+++ Input for this task

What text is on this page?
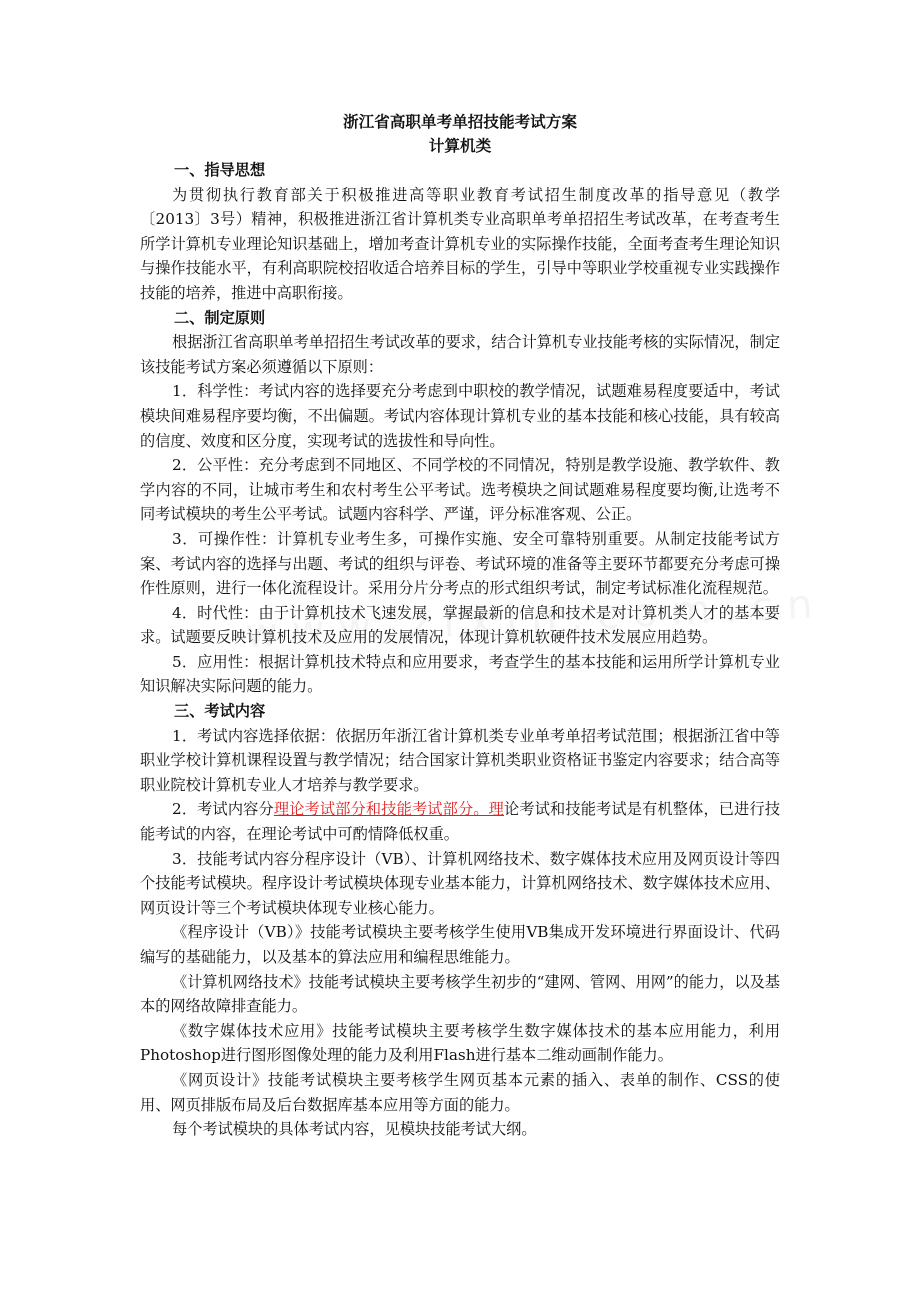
浙江省高职单考单招技能考试方案
计算机类
一、指导思想

为贯彻执行教育部关于积极推进高等职业教育考试招生制度改革的指导意见（教学〔2013〕3号）精神，积极推进浙江省计算机类专业高职单考单招招生考试改革，在考查考生所学计算机专业理论知识基础上，增加考查计算机专业的实际操作技能，全面考查考生理论知识与操作技能水平，有利高职院校招收适合培养目标的学生，引导中等职业学校重视专业实践操作技能的培养，推进中高职衔接。

二、制定原则

根据浙江省高职单考单招招生考试改革的要求，结合计算机专业技能考核的实际情况，制定该技能考试方案必须遵循以下原则：

1．科学性：考试内容的选择要充分考虑到中职校的教学情况，试题难易程度要适中，考试模块间难易程序要均衡，不出偏题。考试内容体现计算机专业的基本技能和核心技能，具有较高的信度、效度和区分度，实现考试的选拔性和导向性。

2．公平性：充分考虑到不同地区、不同学校的不同情况，特别是教学设施、教学软件、教学内容的不同，让城市考生和农村考生公平考试。选考模块之间试题难易程度要均衡,让选考不同考试模块的考生公平考试。试题内容科学、严谨，评分标准客观、公正。

3．可操作性：计算机专业考生多，可操作实施、安全可靠特别重要。从制定技能考试方案、考试内容的选择与出题、考试的组织与评卷、考试环境的准备等主要环节都要充分考虑可操作性原则，进行一体化流程设计。采用分片分考点的形式组织考试，制定考试标准化流程规范。

4．时代性：由于计算机技术飞速发展，掌握最新的信息和技术是对计算机类人才的基本要求。试题要反映计算机技术及应用的发展情况，体现计算机软硬件技术发展应用趋势。

5．应用性：根据计算机技术特点和应用要求，考查学生的基本技能和运用所学计算机专业知识解决实际问题的能力。

三、考试内容

1．考试内容选择依据：依据历年浙江省计算机类专业单考单招考试范围；根据浙江省中等职业学校计算机课程设置与教学情况；结合国家计算机类职业资格证书鉴定内容要求；结合高等职业院校计算机专业人才培养与教学要求。

2．考试内容分理论考试部分和技能考试部分。理论考试和技能考试是有机整体，已进行技能考试的内容，在理论考试中可酌情降低权重。

3．技能考试内容分程序设计（VB）、计算机网络技术、数字媒体技术应用及网页设计等四个技能考试模块。程序设计考试模块体现专业基本能力，计算机网络技术、数字媒体技术应用、网页设计等三个考试模块体现专业核心能力。

《程序设计（VB）》技能考试模块主要考核学生使用VB集成开发环境进行界面设计、代码编写的基础能力，以及基本的算法应用和编程思维能力。

《计算机网络技术》技能考试模块主要考核学生初步的“建网、管网、用网”的能力，以及基本的网络故障排查能力。

《数字媒体技术应用》技能考试模块主要考核学生数字媒体技术的基本应用能力，利用Photoshop进行图形图像处理的能力及利用Flash进行基本二维动画制作能力。

《网页设计》技能考试模块主要考核学生网页基本元素的插入、表单的制作、CSS的使用、网页排版布局及后台数据库基本应用等方面的能力。

每个考试模块的具体考试内容，见模块技能考试大纲。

++++++

◆ **Problem statement**
Give the data again exactly as written, with all pictures left out.

◆ **Final answer**
What text is on this page?
浙江省高职单考单招技能考试方案
计算机类
一、指导思想

为贯彻执行教育部关于积极推进高等职业教育考试招生制度改革的指导意见（教学〔2013〕3号）精神，积极推进浙江省计算机类专业高职单考单招招生考试改革，在考查考生所学计算机专业理论知识基础上，增加考查计算机专业的实际操作技能，全面考查考生理论知识与操作技能水平，有利高职院校招收适合培养目标的学生，引导中等职业学校重视专业实践操作技能的培养，推进中高职衔接。

二、制定原则

根据浙江省高职单考单招招生考试改革的要求，结合计算机专业技能考核的实际情况，制定该技能考试方案必须遵循以下原则：

1．科学性：考试内容的选择要充分考虑到中职校的教学情况，试题难易程度要适中，考试模块间难易程序要均衡，不出偏题。考试内容体现计算机专业的基本技能和核心技能，具有较高的信度、效度和区分度，实现考试的选拔性和导向性。

2．公平性：充分考虑到不同地区、不同学校的不同情况，特别是教学设施、教学软件、教学内容的不同，让城市考生和农村考生公平考试。选考模块之间试题难易程度要均衡,让选考不同考试模块的考生公平考试。试题内容科学、严谨，评分标准客观、公正。

3．可操作性：计算机专业考生多，可操作实施、安全可靠特别重要。从制定技能考试方案、考试内容的选择与出题、考试的组织与评卷、考试环境的准备等主要环节都要充分考虑可操作性原则，进行一体化流程设计。采用分片分考点的形式组织考试，制定考试标准化流程规范。

4．时代性：由于计算机技术飞速发展，掌握最新的信息和技术是对计算机类人才的基本要求。试题要反映计算机技术及应用的发展情况，体现计算机软硬件技术发展应用趋势。

5．应用性：根据计算机技术特点和应用要求，考查学生的基本技能和运用所学计算机专业知识解决实际问题的能力。

三、考试内容

1．考试内容选择依据：依据历年浙江省计算机类专业单考单招考试范围；根据浙江省中等职业学校计算机课程设置与教学情况；结合国家计算机类职业资格证书鉴定内容要求；结合高等职业院校计算机专业人才培养与教学要求。

2．考试内容分理论考试部分和技能考试部分。理论考试和技能考试是有机整体，已进行技能考试的内容，在理论考试中可酌情降低权重。

3．技能考试内容分程序设计（VB）、计算机网络技术、数字媒体技术应用及网页设计等四个技能考试模块。程序设计考试模块体现专业基本能力，计算机网络技术、数字媒体技术应用、网页设计等三个考试模块体现专业核心能力。

《程序设计（VB）》技能考试模块主要考核学生使用VB集成开发环境进行界面设计、代码编写的基础能力，以及基本的算法应用和编程思维能力。

《计算机网络技术》技能考试模块主要考核学生初步的“建网、管网、用网”的能力，以及基本的网络故障排查能力。

《数字媒体技术应用》技能考试模块主要考核学生数字媒体技术的基本应用能力，利用Photoshop进行图形图像处理的能力及利用Flash进行基本二维动画制作能力。

《网页设计》技能考试模块主要考核学生网页基本元素的插入、表单的制作、CSS的使用、网页排版布局及后台数据库基本应用等方面的能力。

每个考试模块的具体考试内容，见模块技能考试大纲。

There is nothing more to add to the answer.